Directive ->
A faithful transcription of all the data is required.
* start Information shown *
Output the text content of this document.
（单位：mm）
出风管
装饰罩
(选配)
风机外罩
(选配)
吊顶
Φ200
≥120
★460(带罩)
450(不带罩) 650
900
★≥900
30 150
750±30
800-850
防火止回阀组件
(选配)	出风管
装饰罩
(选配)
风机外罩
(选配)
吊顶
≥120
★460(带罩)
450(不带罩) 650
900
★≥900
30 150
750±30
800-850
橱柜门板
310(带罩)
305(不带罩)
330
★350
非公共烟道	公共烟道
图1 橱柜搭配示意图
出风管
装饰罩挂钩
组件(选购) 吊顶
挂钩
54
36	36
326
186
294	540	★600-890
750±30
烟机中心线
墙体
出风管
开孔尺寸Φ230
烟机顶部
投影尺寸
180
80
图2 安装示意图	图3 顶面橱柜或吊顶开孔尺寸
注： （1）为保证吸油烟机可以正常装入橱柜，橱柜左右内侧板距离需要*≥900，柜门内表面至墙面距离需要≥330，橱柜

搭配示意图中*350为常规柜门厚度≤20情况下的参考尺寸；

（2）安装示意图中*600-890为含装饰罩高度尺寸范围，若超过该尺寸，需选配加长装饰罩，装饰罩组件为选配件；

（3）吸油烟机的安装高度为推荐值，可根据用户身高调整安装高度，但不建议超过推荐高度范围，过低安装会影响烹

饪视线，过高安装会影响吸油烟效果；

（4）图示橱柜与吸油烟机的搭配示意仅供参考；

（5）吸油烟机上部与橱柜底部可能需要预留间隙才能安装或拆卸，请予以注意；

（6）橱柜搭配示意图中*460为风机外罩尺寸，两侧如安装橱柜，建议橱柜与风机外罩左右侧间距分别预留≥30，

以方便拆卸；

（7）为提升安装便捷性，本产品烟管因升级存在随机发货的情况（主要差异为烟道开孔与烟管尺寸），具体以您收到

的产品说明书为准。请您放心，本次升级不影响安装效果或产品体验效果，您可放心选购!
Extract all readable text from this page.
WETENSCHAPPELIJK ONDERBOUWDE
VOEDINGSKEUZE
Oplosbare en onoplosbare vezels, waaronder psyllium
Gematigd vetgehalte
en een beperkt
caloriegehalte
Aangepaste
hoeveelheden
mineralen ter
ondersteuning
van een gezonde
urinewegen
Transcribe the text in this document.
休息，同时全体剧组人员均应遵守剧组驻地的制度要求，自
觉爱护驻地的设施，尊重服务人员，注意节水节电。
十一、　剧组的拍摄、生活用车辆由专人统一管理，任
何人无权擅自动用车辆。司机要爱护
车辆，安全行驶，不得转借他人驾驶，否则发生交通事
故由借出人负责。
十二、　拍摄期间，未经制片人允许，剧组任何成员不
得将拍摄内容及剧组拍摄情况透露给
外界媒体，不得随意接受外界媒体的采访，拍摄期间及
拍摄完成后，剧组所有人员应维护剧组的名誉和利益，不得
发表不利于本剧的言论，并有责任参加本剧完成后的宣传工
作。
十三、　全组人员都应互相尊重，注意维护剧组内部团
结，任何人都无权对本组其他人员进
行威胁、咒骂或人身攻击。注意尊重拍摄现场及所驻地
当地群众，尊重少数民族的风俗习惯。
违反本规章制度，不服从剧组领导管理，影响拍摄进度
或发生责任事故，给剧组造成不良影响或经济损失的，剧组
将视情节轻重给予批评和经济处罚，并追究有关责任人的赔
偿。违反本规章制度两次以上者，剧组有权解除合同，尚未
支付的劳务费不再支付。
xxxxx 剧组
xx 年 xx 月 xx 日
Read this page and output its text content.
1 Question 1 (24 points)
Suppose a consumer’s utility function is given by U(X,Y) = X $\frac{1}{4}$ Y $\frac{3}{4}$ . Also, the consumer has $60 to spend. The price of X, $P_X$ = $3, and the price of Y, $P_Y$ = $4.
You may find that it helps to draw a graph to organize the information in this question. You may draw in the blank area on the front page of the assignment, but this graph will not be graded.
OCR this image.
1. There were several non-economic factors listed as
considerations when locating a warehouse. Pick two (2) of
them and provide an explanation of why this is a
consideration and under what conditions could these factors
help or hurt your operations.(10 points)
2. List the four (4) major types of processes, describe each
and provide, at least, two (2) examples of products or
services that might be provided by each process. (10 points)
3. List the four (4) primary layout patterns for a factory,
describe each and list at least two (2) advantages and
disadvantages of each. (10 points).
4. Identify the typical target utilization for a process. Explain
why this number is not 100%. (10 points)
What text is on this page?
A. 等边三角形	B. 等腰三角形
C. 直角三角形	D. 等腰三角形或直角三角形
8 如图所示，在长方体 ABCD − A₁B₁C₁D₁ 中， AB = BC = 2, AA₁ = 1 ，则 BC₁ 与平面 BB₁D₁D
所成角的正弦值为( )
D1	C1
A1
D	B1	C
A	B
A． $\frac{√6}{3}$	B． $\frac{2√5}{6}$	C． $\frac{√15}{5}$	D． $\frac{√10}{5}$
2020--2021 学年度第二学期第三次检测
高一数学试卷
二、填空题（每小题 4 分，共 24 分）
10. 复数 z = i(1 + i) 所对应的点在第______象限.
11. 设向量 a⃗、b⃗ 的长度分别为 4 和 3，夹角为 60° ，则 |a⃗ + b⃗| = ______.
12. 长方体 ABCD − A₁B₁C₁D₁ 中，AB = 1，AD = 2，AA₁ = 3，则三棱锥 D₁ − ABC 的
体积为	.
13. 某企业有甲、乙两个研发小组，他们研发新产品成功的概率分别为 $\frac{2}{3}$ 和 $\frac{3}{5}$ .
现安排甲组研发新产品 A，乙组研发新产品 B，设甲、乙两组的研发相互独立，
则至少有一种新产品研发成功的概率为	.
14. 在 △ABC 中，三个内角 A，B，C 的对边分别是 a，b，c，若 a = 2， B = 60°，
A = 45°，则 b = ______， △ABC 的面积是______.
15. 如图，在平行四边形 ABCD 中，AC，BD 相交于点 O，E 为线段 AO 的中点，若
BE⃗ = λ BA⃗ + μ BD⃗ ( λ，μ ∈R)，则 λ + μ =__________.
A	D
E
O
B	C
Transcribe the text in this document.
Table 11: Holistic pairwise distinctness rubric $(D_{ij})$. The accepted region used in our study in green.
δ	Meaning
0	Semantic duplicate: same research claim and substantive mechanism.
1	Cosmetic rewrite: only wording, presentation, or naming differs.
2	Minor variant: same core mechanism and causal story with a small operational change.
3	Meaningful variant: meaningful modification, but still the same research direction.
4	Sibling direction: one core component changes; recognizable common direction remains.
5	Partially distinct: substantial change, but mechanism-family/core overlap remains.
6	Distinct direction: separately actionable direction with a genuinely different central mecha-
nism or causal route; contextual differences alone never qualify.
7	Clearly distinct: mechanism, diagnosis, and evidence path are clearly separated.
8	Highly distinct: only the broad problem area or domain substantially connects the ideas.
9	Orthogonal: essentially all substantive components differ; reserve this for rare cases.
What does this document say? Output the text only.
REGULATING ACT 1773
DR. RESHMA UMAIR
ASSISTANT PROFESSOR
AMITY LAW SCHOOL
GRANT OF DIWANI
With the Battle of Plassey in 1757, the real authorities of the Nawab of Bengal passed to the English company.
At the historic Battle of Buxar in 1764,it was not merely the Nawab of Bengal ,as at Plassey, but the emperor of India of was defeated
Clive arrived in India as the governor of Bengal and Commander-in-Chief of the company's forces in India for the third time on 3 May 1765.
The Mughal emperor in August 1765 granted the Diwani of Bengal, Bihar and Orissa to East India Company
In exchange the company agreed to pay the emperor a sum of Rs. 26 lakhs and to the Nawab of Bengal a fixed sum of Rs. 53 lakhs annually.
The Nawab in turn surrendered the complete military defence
* end Information shown *
Expected answer ->
Output the text content of this document.
（单位：mm）
出风管
装饰罩
(选配)
风机外罩
(选配)
吊顶
Φ200
≥120
★460(带罩)
450(不带罩) 650
900
★≥900
30 150
750±30
800-850
防火止回阀组件
(选配)	出风管
装饰罩
(选配)
风机外罩
(选配)
吊顶
≥120
★460(带罩)
450(不带罩) 650
900
★≥900
30 150
750±30
800-850
橱柜门板
310(带罩)
305(不带罩)
330
★350
非公共烟道	公共烟道
图1 橱柜搭配示意图
出风管
装饰罩挂钩
组件(选购) 吊顶
挂钩
54
36	36
326
186
294	540	★600-890
750±30
烟机中心线
墙体
出风管
开孔尺寸Φ230
烟机顶部
投影尺寸
180
80
图2 安装示意图	图3 顶面橱柜或吊顶开孔尺寸
注： （1）为保证吸油烟机可以正常装入橱柜，橱柜左右内侧板距离需要*≥900，柜门内表面至墙面距离需要≥330，橱柜

搭配示意图中*350为常规柜门厚度≤20情况下的参考尺寸；

（2）安装示意图中*600-890为含装饰罩高度尺寸范围，若超过该尺寸，需选配加长装饰罩，装饰罩组件为选配件；

（3）吸油烟机的安装高度为推荐值，可根据用户身高调整安装高度，但不建议超过推荐高度范围，过低安装会影响烹

饪视线，过高安装会影响吸油烟效果；

（4）图示橱柜与吸油烟机的搭配示意仅供参考；

（5）吸油烟机上部与橱柜底部可能需要预留间隙才能安装或拆卸，请予以注意；

（6）橱柜搭配示意图中*460为风机外罩尺寸，两侧如安装橱柜，建议橱柜与风机外罩左右侧间距分别预留≥30，

以方便拆卸；

（7）为提升安装便捷性，本产品烟管因升级存在随机发货的情况（主要差异为烟道开孔与烟管尺寸），具体以您收到

的产品说明书为准。请您放心，本次升级不影响安装效果或产品体验效果，您可放心选购!
Extract all readable text from this page.
WETENSCHAPPELIJK ONDERBOUWDE
VOEDINGSKEUZE
Oplosbare en onoplosbare vezels, waaronder psyllium
Gematigd vetgehalte
en een beperkt
caloriegehalte
Aangepaste
hoeveelheden
mineralen ter
ondersteuning
van een gezonde
urinewegen
Transcribe the text in this document.
休息，同时全体剧组人员均应遵守剧组驻地的制度要求，自
觉爱护驻地的设施，尊重服务人员，注意节水节电。
十一、　剧组的拍摄、生活用车辆由专人统一管理，任
何人无权擅自动用车辆。司机要爱护
车辆，安全行驶，不得转借他人驾驶，否则发生交通事
故由借出人负责。
十二、　拍摄期间，未经制片人允许，剧组任何成员不
得将拍摄内容及剧组拍摄情况透露给
外界媒体，不得随意接受外界媒体的采访，拍摄期间及
拍摄完成后，剧组所有人员应维护剧组的名誉和利益，不得
发表不利于本剧的言论，并有责任参加本剧完成后的宣传工
作。
十三、　全组人员都应互相尊重，注意维护剧组内部团
结，任何人都无权对本组其他人员进
行威胁、咒骂或人身攻击。注意尊重拍摄现场及所驻地
当地群众，尊重少数民族的风俗习惯。
违反本规章制度，不服从剧组领导管理，影响拍摄进度
或发生责任事故，给剧组造成不良影响或经济损失的，剧组
将视情节轻重给予批评和经济处罚，并追究有关责任人的赔
偿。违反本规章制度两次以上者，剧组有权解除合同，尚未
支付的劳务费不再支付。
xxxxx 剧组
xx 年 xx 月 xx 日
Read this page and output its text content.
1 Question 1 (24 points)
Suppose a consumer’s utility function is given by U(X,Y) = X $\frac{1}{4}$ Y $\frac{3}{4}$ . Also, the consumer has $60 to spend. The price of X, $P_X$ = $3, and the price of Y, $P_Y$ = $4.
You may find that it helps to draw a graph to organize the information in this question. You may draw in the blank area on the front page of the assignment, but this graph will not be graded.
OCR this image.
1. There were several non-economic factors listed as
considerations when locating a warehouse. Pick two (2) of
them and provide an explanation of why this is a
consideration and under what conditions could these factors
help or hurt your operations.(10 points)
2. List the four (4) major types of processes, describe each
and provide, at least, two (2) examples of products or
services that might be provided by each process. (10 points)
3. List the four (4) primary layout patterns for a factory,
describe each and list at least two (2) advantages and
disadvantages of each. (10 points).
4. Identify the typical target utilization for a process. Explain
why this number is not 100%. (10 points)
What text is on this page?
A. 等边三角形	B. 等腰三角形
C. 直角三角形	D. 等腰三角形或直角三角形
8 如图所示，在长方体 ABCD − A₁B₁C₁D₁ 中， AB = BC = 2, AA₁ = 1 ，则 BC₁ 与平面 BB₁D₁D
所成角的正弦值为( )
D1	C1
A1
D	B1	C
A	B
A． $\frac{√6}{3}$	B． $\frac{2√5}{6}$	C． $\frac{√15}{5}$	D． $\frac{√10}{5}$
2020--2021 学年度第二学期第三次检测
高一数学试卷
二、填空题（每小题 4 分，共 24 分）
10. 复数 z = i(1 + i) 所对应的点在第______象限.
11. 设向量 a⃗、b⃗ 的长度分别为 4 和 3，夹角为 60° ，则 |a⃗ + b⃗| = ______.
12. 长方体 ABCD − A₁B₁C₁D₁ 中，AB = 1，AD = 2，AA₁ = 3，则三棱锥 D₁ − ABC 的
体积为	.
13. 某企业有甲、乙两个研发小组，他们研发新产品成功的概率分别为 $\frac{2}{3}$ 和 $\frac{3}{5}$ .
现安排甲组研发新产品 A，乙组研发新产品 B，设甲、乙两组的研发相互独立，
则至少有一种新产品研发成功的概率为	.
14. 在 △ABC 中，三个内角 A，B，C 的对边分别是 a，b，c，若 a = 2， B = 60°，
A = 45°，则 b = ______， △ABC 的面积是______.
15. 如图，在平行四边形 ABCD 中，AC，BD 相交于点 O，E 为线段 AO 的中点，若
BE⃗ = λ BA⃗ + μ BD⃗ ( λ，μ ∈R)，则 λ + μ =__________.
A	D
E
O
B	C
Transcribe the text in this document.
Table 11: Holistic pairwise distinctness rubric $(D_{ij})$. The accepted region used in our study in green.
δ	Meaning
0	Semantic duplicate: same research claim and substantive mechanism.
1	Cosmetic rewrite: only wording, presentation, or naming differs.
2	Minor variant: same core mechanism and causal story with a small operational change.
3	Meaningful variant: meaningful modification, but still the same research direction.
4	Sibling direction: one core component changes; recognizable common direction remains.
5	Partially distinct: substantial change, but mechanism-family/core overlap remains.
6	Distinct direction: separately actionable direction with a genuinely different central mecha-
nism or causal route; contextual differences alone never qualify.
7	Clearly distinct: mechanism, diagnosis, and evidence path are clearly separated.
8	Highly distinct: only the broad problem area or domain substantially connects the ideas.
9	Orthogonal: essentially all substantive components differ; reserve this for rare cases.
What does this document say? Output the text only.
REGULATING ACT 1773
DR. RESHMA UMAIR
ASSISTANT PROFESSOR
AMITY LAW SCHOOL
GRANT OF DIWANI
With the Battle of Plassey in 1757, the real authorities of the Nawab of Bengal passed to the English company.
At the historic Battle of Buxar in 1764,it was not merely the Nawab of Bengal ,as at Plassey, but the emperor of India of was defeated
Clive arrived in India as the governor of Bengal and Commander-in-Chief of the company's forces in India for the third time on 3 May 1765.
The Mughal emperor in August 1765 granted the Diwani of Bengal, Bihar and Orissa to East India Company
In exchange the company agreed to pay the emperor a sum of Rs. 26 lakhs and to the Nawab of Bengal a fixed sum of Rs. 53 lakhs annually.
The Nawab in turn surrendered the complete military defence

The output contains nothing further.